Find every line in the entries below that contains the string "data" and copy each of those lines. Case counts.

• GIVEN RECORDS

........

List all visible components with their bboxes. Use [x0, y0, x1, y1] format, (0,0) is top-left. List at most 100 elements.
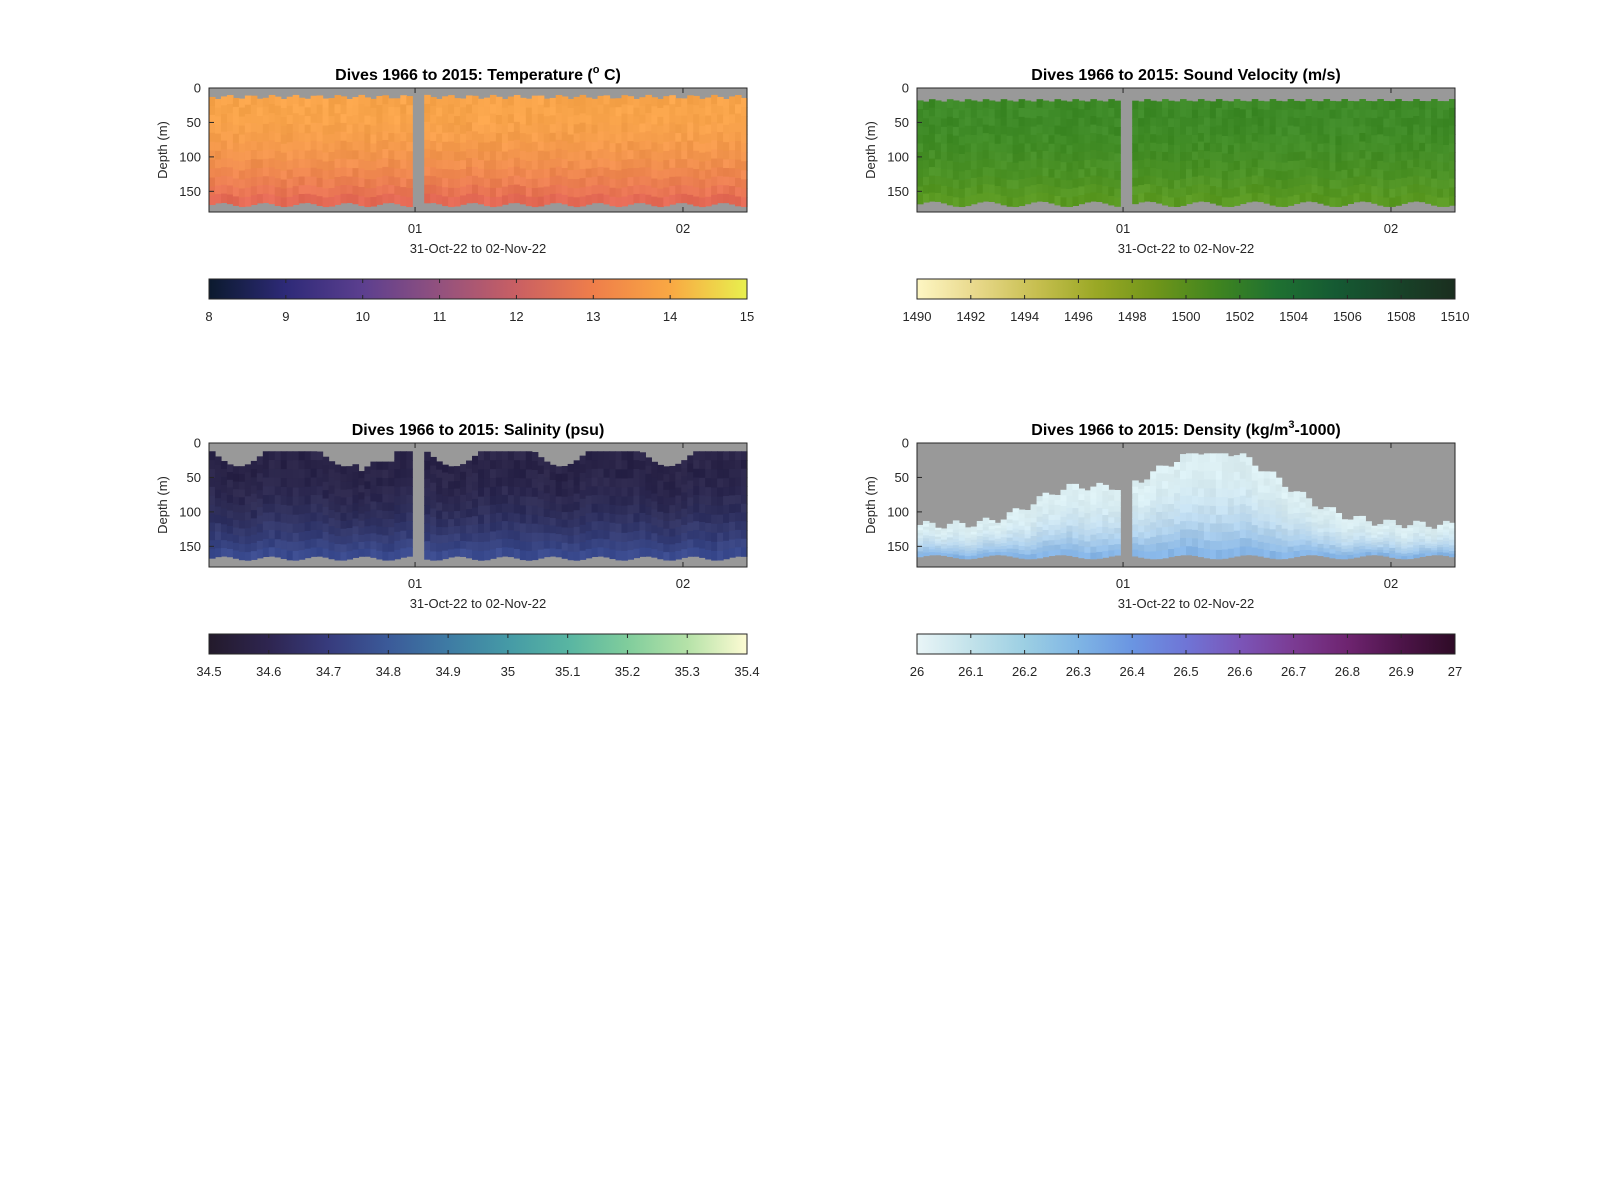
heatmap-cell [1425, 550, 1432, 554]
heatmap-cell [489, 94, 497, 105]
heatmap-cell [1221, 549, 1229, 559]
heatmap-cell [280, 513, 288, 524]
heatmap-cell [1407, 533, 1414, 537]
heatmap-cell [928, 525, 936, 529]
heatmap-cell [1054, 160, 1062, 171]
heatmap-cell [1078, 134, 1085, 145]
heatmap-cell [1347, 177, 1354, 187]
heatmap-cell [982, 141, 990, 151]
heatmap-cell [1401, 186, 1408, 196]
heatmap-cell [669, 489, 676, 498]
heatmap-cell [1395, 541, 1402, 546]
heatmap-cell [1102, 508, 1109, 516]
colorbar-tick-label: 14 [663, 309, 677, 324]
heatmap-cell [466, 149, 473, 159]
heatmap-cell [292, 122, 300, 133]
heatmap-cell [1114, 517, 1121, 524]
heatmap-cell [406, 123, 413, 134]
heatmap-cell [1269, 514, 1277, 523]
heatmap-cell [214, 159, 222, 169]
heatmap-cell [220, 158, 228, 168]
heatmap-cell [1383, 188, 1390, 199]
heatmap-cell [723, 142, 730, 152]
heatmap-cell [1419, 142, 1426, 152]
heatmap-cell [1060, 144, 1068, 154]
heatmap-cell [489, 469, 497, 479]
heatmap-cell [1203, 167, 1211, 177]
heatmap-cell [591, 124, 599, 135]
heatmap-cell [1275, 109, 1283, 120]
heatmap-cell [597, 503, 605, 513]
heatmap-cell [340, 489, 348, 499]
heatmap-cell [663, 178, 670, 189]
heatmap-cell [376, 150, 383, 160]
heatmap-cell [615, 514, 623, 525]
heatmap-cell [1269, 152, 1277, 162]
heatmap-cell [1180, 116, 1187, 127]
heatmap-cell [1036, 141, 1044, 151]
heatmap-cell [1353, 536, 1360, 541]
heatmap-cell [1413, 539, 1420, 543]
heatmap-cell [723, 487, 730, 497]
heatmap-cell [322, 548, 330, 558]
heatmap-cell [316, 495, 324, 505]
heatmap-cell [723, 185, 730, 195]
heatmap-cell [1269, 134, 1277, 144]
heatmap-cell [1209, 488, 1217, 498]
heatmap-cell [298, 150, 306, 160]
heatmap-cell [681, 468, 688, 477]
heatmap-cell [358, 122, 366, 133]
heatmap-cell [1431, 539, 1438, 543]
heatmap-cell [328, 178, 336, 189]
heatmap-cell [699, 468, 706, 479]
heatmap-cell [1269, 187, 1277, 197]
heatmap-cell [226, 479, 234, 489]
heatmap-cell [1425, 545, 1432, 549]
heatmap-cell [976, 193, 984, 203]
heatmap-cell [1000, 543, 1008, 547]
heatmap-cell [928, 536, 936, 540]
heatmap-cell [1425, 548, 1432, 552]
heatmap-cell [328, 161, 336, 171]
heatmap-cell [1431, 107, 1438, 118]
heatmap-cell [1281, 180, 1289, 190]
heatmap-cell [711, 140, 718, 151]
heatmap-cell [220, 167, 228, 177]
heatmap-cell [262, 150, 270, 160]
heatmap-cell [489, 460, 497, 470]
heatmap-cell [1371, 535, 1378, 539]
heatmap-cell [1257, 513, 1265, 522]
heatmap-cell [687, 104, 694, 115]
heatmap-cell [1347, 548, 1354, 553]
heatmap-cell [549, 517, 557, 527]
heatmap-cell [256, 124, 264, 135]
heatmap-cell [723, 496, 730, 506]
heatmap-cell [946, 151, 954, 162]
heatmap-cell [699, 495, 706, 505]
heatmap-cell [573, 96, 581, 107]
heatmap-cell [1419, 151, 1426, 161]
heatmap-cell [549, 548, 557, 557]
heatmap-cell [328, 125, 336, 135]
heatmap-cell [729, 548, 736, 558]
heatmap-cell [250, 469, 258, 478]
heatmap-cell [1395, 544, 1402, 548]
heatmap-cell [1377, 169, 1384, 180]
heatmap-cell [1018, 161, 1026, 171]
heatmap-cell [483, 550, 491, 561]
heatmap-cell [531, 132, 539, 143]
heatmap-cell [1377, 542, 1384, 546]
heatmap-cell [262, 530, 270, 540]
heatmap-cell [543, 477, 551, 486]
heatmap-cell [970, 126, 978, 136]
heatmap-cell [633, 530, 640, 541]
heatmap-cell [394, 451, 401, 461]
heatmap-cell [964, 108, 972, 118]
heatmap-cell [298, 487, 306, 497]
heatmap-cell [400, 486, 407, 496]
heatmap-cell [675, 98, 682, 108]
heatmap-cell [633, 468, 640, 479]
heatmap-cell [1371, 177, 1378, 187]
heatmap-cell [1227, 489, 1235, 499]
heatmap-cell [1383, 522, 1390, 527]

........

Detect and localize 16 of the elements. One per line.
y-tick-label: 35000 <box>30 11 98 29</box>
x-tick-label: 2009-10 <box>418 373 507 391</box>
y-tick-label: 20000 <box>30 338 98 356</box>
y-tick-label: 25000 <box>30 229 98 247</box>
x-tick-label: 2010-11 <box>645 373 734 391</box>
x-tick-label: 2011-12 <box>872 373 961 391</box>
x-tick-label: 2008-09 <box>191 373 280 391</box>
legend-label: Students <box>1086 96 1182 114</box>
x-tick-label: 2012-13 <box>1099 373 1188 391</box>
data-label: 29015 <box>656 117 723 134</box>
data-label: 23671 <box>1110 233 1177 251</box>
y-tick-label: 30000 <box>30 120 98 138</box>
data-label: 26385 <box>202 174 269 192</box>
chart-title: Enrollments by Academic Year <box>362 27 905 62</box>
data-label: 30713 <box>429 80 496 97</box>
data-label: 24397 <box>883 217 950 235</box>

........

• TASK RESULT
data-label: 29015 <box>656 117 723 134</box>
data-label: 23671 <box>1110 233 1177 251</box>
data-label: 26385 <box>202 174 269 192</box>
data-label: 30713 <box>429 80 496 97</box>
data-label: 24397 <box>883 217 950 235</box>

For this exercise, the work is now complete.